What is required: Show every line below where "mikro" can be found.

Available data:

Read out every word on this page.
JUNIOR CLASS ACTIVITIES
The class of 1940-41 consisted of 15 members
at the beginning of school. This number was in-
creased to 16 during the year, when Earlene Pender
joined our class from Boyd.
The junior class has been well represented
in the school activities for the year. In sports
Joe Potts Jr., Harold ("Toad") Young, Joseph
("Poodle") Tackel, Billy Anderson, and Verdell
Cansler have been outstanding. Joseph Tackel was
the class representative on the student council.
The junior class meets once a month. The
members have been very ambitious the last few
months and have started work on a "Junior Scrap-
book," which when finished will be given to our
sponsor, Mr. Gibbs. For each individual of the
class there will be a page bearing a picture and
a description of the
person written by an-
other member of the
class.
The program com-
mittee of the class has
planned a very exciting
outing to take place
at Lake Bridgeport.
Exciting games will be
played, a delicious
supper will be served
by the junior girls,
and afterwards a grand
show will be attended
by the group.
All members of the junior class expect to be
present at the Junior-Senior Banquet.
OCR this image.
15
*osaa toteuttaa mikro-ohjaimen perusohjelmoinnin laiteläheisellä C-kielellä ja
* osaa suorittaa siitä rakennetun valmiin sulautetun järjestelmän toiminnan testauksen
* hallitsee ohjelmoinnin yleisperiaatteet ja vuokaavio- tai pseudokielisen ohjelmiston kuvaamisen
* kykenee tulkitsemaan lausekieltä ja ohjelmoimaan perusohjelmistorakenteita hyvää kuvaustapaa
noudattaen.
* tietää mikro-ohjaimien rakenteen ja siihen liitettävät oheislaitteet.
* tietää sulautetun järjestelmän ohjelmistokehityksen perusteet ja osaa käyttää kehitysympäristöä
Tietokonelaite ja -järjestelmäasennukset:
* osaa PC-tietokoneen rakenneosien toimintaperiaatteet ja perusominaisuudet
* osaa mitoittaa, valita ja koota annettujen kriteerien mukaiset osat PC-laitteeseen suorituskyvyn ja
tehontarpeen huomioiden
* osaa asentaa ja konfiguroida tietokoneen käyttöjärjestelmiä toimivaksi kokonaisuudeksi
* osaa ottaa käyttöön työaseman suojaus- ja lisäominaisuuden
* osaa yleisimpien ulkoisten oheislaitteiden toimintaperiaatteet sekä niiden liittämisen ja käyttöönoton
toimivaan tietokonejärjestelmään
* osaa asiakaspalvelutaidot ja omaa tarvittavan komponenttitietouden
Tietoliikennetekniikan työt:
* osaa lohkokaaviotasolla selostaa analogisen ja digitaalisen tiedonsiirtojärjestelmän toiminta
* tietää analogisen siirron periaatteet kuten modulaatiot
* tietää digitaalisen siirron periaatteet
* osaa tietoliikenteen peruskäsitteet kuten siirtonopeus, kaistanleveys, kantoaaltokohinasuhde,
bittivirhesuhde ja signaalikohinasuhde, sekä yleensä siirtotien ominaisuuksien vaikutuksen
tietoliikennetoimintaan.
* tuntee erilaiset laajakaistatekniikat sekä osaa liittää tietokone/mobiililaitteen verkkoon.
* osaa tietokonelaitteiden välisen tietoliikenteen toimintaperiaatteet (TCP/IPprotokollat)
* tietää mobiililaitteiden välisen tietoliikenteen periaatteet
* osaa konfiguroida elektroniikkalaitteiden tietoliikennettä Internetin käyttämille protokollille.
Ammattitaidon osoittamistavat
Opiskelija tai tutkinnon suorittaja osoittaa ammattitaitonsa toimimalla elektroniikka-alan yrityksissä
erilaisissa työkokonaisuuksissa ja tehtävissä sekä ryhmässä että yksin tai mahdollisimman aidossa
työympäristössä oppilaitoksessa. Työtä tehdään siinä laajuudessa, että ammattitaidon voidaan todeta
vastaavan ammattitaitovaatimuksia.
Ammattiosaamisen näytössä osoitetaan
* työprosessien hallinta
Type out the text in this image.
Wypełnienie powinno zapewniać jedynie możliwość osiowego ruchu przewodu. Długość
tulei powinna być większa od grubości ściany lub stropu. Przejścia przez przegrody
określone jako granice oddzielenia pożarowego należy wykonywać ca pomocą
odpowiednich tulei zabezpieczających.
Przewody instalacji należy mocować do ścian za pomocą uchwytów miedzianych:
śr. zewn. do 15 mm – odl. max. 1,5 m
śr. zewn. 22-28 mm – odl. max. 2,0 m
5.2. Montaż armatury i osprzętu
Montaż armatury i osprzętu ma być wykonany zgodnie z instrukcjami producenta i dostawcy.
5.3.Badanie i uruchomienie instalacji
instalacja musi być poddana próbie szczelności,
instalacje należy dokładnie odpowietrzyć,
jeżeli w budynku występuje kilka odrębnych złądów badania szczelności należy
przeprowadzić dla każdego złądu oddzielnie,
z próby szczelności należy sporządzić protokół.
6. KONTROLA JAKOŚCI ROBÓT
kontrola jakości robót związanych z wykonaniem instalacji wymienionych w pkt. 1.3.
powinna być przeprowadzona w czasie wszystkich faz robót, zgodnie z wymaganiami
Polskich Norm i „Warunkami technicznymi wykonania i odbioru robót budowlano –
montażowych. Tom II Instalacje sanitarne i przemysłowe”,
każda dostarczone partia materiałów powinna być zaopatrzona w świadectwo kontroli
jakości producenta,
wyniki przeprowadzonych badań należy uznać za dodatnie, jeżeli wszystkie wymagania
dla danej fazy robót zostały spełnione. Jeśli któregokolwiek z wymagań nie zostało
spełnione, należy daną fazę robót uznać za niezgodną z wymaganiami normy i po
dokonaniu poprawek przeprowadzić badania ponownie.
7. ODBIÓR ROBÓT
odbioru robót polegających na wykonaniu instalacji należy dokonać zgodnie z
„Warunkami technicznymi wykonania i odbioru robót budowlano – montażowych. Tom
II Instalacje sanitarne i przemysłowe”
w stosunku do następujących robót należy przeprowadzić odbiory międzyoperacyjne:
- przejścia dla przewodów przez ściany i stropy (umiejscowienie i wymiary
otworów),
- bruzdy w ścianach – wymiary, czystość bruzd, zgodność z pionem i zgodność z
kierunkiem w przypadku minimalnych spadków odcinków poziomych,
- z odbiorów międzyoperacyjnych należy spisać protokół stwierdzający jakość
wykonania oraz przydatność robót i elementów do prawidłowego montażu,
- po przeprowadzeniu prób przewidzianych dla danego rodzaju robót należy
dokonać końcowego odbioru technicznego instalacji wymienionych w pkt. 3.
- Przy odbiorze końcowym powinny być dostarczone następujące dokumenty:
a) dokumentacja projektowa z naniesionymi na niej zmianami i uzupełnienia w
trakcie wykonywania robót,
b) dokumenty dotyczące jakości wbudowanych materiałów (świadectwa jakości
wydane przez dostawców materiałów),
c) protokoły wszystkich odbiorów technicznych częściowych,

Correct result:
*osaa toteuttaa mikro-ohjaimen perusohjelmoinnin laiteläheisellä C-kielellä ja
* tietää mikro-ohjaimien rakenteen ja siihen liitettävät oheislaitteet.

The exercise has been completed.